* [Raw data]
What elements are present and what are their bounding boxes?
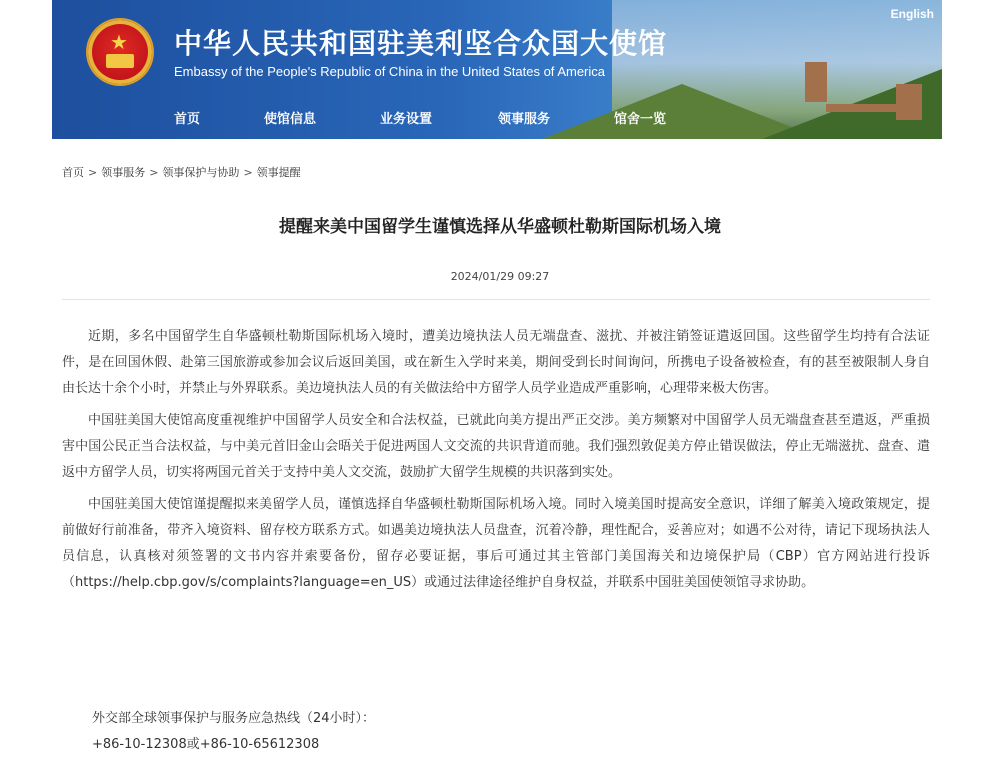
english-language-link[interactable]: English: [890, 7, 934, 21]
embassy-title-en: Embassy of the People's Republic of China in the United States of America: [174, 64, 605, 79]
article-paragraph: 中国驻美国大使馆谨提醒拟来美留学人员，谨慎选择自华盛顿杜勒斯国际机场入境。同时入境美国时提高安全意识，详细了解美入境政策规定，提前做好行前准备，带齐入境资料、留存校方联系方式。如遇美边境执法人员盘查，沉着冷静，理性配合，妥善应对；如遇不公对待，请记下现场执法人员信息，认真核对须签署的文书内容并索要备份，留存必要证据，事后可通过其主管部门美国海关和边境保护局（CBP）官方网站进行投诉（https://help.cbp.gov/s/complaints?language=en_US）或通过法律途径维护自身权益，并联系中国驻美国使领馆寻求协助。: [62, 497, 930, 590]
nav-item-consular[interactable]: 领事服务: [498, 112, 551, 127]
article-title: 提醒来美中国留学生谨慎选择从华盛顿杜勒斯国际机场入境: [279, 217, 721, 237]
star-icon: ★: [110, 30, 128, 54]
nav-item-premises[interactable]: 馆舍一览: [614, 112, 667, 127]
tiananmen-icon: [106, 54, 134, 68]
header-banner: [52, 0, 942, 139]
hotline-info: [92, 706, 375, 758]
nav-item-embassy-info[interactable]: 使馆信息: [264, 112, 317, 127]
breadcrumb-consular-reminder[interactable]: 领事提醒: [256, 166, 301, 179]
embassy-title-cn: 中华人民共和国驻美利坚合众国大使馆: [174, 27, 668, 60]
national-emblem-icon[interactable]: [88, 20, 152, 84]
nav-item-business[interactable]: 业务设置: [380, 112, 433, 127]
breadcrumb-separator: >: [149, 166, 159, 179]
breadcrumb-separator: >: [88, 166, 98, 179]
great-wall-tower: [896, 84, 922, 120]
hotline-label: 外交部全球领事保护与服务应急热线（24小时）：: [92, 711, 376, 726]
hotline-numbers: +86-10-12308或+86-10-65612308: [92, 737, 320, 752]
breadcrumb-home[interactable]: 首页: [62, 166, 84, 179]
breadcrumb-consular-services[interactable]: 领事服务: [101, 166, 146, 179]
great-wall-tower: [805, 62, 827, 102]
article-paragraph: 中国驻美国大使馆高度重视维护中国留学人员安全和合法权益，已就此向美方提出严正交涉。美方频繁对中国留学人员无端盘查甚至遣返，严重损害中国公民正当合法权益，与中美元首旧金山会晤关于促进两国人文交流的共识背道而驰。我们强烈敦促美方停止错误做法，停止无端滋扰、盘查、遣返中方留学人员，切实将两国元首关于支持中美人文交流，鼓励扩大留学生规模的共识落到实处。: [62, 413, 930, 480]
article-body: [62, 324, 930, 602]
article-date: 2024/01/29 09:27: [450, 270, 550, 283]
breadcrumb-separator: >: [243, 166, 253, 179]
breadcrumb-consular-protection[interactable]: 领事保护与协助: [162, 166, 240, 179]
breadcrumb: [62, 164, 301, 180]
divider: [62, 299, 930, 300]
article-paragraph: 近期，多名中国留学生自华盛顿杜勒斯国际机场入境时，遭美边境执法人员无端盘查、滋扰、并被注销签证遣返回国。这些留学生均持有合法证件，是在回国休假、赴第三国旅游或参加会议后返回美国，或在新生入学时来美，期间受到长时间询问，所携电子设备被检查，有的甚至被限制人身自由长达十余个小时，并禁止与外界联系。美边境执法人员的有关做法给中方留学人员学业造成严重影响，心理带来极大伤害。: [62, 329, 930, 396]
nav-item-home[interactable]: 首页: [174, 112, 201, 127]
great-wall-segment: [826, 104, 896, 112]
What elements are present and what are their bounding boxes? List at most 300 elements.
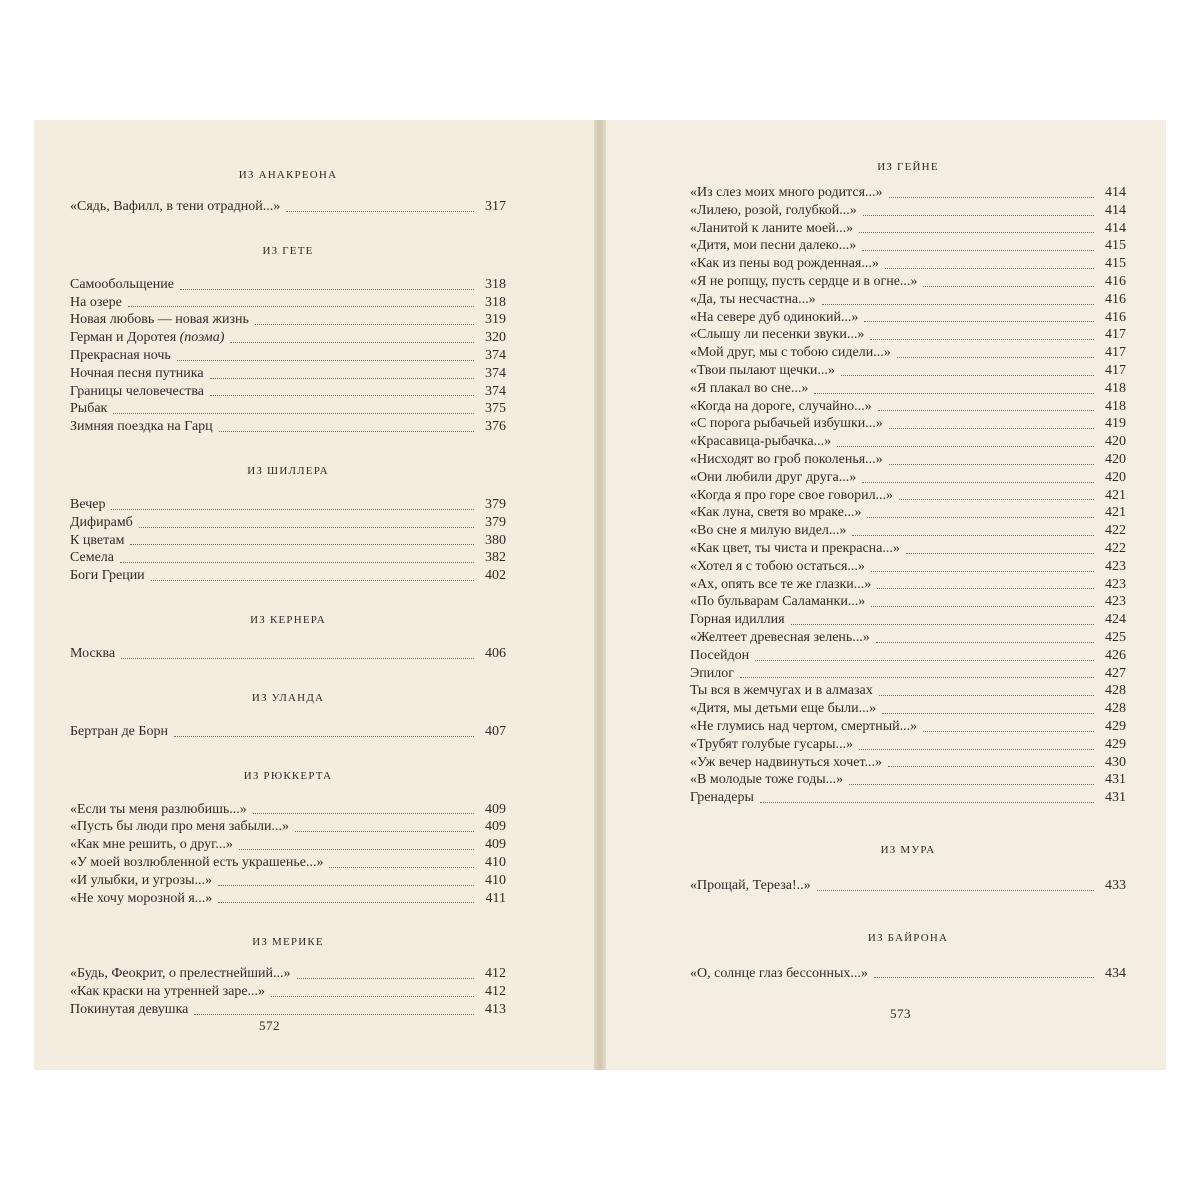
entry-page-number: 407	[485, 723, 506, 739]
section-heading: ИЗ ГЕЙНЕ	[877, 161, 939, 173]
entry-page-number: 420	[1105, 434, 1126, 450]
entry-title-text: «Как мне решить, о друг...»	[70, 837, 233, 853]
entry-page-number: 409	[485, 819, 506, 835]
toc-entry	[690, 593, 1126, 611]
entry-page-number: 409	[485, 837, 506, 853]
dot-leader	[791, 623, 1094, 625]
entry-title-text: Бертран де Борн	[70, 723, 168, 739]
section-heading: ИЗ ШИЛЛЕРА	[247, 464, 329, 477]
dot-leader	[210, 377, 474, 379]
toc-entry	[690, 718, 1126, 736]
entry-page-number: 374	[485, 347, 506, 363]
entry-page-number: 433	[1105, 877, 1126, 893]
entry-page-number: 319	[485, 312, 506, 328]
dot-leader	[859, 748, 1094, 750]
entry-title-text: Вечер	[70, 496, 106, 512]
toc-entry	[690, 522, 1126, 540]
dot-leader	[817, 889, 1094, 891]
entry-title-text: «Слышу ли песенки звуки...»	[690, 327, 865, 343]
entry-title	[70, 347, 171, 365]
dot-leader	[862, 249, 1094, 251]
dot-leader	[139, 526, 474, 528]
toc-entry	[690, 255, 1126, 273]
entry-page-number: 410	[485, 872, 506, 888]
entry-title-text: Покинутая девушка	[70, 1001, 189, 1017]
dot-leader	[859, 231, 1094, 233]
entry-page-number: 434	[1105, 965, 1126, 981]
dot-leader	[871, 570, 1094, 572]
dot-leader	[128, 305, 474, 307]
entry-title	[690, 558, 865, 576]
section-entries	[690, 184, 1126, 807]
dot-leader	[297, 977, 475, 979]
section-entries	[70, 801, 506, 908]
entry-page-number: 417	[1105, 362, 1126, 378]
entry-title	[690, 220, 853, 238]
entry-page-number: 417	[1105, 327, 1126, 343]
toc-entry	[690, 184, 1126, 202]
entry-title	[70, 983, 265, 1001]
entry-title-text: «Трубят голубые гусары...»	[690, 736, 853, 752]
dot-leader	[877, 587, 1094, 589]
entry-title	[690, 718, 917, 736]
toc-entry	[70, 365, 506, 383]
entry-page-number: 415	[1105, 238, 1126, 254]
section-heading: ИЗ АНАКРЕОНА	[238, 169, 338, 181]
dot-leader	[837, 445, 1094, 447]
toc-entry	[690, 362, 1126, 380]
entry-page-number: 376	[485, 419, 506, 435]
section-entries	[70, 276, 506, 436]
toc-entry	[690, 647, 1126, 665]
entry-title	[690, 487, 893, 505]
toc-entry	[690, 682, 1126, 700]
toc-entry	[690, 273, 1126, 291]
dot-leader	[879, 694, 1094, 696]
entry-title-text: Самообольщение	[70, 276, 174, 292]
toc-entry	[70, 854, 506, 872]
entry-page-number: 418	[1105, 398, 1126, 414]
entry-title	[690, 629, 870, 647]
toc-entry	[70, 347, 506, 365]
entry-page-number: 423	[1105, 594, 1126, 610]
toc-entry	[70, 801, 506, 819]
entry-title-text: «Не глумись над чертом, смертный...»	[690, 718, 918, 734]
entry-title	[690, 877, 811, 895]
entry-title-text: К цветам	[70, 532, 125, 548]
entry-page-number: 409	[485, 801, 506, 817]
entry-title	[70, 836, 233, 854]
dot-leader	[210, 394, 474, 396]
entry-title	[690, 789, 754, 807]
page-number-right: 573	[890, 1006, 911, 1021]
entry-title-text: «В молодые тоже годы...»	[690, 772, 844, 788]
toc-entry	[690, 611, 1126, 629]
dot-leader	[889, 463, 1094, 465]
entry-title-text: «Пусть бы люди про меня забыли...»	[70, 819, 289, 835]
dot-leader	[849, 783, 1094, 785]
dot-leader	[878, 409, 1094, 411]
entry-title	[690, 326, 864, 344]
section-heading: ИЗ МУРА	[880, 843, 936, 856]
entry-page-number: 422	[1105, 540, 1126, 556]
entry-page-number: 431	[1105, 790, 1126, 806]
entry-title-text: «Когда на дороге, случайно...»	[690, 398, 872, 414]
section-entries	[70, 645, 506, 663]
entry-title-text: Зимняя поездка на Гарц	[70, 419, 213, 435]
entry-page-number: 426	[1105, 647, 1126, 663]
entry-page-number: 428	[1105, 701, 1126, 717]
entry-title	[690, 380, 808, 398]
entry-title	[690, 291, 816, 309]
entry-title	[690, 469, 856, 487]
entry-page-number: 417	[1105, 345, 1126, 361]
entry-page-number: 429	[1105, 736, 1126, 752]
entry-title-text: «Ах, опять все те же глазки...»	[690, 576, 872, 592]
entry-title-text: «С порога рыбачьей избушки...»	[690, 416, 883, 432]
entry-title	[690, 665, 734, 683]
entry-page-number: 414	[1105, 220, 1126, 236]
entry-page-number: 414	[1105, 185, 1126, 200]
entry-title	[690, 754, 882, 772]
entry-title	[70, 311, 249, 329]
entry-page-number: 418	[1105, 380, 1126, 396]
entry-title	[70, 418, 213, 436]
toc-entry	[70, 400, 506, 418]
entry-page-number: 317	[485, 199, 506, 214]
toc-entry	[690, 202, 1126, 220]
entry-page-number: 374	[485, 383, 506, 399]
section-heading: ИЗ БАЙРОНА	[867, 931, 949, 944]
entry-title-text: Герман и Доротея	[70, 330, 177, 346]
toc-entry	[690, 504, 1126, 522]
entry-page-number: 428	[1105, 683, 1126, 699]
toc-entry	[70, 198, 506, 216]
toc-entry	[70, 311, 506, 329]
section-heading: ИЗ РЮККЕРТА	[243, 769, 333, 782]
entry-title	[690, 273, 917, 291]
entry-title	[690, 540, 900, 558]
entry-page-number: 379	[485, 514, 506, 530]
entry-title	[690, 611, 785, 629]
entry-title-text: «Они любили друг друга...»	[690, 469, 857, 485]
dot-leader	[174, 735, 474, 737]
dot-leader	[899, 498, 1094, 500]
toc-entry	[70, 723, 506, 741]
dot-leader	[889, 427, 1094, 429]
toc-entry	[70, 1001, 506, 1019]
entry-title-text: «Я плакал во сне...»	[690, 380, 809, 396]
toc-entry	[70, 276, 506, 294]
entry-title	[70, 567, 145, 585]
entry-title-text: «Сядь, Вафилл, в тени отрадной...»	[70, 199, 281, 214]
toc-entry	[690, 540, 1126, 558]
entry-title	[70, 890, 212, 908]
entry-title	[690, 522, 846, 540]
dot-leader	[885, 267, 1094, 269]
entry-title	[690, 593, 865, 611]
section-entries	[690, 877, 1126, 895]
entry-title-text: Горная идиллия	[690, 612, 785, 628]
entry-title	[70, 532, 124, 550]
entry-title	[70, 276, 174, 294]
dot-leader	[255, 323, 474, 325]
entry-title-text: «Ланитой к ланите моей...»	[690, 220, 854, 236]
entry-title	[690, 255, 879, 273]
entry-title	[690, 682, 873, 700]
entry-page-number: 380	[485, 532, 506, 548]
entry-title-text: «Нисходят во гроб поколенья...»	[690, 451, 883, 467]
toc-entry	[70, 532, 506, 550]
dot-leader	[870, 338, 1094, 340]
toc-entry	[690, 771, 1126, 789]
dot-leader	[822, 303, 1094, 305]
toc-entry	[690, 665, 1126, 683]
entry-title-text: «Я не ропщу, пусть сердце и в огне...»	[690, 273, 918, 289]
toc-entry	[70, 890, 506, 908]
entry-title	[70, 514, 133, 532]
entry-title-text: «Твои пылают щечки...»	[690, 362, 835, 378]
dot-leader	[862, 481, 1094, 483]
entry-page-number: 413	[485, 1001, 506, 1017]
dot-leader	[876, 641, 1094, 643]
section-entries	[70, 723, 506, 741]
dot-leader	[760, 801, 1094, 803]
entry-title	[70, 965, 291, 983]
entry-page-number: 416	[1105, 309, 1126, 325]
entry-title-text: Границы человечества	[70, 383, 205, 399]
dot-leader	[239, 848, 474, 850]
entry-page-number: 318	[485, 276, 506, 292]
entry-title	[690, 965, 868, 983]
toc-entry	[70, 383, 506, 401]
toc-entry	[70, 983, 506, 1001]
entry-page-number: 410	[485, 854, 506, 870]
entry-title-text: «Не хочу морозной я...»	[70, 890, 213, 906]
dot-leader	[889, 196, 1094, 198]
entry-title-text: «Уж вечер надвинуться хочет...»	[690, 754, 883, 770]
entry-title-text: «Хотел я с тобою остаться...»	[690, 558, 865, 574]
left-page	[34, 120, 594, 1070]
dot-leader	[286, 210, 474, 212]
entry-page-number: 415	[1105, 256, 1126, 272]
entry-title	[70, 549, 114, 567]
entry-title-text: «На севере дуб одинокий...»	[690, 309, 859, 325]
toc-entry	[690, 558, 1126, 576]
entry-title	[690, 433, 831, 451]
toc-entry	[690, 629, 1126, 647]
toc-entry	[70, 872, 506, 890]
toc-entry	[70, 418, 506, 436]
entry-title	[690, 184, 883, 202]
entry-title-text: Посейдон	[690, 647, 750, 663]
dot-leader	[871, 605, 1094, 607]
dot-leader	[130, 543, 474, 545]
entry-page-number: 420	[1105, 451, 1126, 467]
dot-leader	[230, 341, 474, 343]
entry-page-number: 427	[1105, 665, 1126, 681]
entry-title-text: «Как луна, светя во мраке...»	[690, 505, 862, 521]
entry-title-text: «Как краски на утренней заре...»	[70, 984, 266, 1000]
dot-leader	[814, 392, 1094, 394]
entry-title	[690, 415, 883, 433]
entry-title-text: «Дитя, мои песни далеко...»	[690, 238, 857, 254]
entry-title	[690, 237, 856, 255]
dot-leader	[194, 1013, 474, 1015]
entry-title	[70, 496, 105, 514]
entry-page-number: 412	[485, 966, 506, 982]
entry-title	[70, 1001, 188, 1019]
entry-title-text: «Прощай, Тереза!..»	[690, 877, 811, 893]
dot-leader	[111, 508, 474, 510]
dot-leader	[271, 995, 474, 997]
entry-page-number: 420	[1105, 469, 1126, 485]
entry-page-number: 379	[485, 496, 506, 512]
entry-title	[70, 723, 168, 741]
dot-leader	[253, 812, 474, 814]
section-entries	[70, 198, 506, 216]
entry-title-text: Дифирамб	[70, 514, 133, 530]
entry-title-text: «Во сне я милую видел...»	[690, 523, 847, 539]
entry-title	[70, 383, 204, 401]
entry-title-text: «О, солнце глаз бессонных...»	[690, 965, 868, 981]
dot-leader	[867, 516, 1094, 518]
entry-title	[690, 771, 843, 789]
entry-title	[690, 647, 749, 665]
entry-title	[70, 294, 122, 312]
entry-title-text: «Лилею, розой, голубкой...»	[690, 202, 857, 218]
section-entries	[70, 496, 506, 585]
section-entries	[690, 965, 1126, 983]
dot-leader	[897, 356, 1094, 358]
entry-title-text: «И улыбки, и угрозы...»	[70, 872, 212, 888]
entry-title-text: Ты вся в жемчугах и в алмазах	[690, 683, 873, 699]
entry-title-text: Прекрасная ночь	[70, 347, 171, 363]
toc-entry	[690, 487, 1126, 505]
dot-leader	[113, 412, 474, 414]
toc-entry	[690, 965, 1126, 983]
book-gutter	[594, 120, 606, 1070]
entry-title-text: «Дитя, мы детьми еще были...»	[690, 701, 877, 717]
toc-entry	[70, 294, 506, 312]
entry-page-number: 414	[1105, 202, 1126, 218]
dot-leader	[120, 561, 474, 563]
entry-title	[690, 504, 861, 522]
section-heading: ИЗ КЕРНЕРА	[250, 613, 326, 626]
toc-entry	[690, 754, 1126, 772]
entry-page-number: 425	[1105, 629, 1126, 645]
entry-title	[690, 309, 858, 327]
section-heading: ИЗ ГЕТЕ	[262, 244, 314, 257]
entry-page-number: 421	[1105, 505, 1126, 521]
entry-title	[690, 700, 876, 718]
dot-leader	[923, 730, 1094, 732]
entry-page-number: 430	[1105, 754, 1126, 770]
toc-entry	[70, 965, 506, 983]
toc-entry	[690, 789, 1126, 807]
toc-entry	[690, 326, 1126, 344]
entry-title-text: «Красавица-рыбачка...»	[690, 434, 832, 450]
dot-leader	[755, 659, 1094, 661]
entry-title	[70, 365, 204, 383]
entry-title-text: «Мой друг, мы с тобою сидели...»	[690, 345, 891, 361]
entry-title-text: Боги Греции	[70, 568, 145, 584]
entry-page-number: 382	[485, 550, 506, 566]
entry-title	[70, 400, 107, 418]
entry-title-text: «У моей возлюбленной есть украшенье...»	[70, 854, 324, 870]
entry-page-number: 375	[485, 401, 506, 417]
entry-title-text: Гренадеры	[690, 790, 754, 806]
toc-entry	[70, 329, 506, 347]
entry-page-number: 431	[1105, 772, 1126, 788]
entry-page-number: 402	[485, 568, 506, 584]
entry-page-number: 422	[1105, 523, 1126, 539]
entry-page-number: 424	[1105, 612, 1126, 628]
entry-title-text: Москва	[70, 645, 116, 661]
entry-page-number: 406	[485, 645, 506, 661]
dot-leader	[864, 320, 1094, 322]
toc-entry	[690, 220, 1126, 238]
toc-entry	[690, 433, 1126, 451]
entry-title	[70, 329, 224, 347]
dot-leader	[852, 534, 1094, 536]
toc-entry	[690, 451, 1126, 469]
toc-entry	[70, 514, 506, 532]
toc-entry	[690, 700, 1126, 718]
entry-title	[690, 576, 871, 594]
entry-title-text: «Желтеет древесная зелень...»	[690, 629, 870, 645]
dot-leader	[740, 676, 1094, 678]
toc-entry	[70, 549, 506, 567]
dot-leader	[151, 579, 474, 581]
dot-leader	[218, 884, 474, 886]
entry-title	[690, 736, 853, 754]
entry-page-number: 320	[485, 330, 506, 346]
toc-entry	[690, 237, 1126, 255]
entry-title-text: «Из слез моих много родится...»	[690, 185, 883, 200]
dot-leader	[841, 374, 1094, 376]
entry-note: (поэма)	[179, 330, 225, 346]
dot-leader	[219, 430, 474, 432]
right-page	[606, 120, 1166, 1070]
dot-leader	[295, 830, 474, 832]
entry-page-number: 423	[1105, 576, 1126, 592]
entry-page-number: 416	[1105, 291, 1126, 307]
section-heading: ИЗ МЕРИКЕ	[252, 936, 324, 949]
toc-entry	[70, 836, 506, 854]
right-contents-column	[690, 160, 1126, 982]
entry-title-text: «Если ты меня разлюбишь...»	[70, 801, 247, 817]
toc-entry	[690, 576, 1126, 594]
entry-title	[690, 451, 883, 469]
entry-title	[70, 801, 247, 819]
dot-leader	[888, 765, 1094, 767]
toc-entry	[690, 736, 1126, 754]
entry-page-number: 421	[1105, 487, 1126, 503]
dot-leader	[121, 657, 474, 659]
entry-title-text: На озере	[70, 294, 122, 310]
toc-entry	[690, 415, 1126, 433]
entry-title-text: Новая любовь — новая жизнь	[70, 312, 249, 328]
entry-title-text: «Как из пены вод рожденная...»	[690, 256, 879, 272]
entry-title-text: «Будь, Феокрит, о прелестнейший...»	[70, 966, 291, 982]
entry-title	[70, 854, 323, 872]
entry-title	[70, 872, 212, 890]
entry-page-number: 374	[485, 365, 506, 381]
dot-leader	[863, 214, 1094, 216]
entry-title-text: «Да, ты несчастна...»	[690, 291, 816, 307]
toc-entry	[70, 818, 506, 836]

* [Exercise instructions]
Copy the listing lines from the one containing "english-language-link[interactable]: English: [890, 7, 934, 21]" through the one containing "497, 930, 590]", inclusive, character for character.

* [Finished task]
english-language-link[interactable]: English: [890, 7, 934, 21]
embassy-title-en: Embassy of the People's Republic of China in the United States of America: [174, 64, 605, 79]
article-paragraph: 中国驻美国大使馆谨提醒拟来美留学人员，谨慎选择自华盛顿杜勒斯国际机场入境。同时入境美国时提高安全意识，详细了解美入境政策规定，提前做好行前准备，带齐入境资料、留存校方联系方式。如遇美边境执法人员盘查，沉着冷静，理性配合，妥善应对；如遇不公对待，请记下现场执法人员信息，认真核对须签署的文书内容并索要备份，留存必要证据，事后可通过其主管部门美国海关和边境保护局（CBP）官方网站进行投诉（https://help.cbp.gov/s/complaints?language=en_US）或通过法律途径维护自身权益，并联系中国驻美国使领馆寻求协助。: [62, 497, 930, 590]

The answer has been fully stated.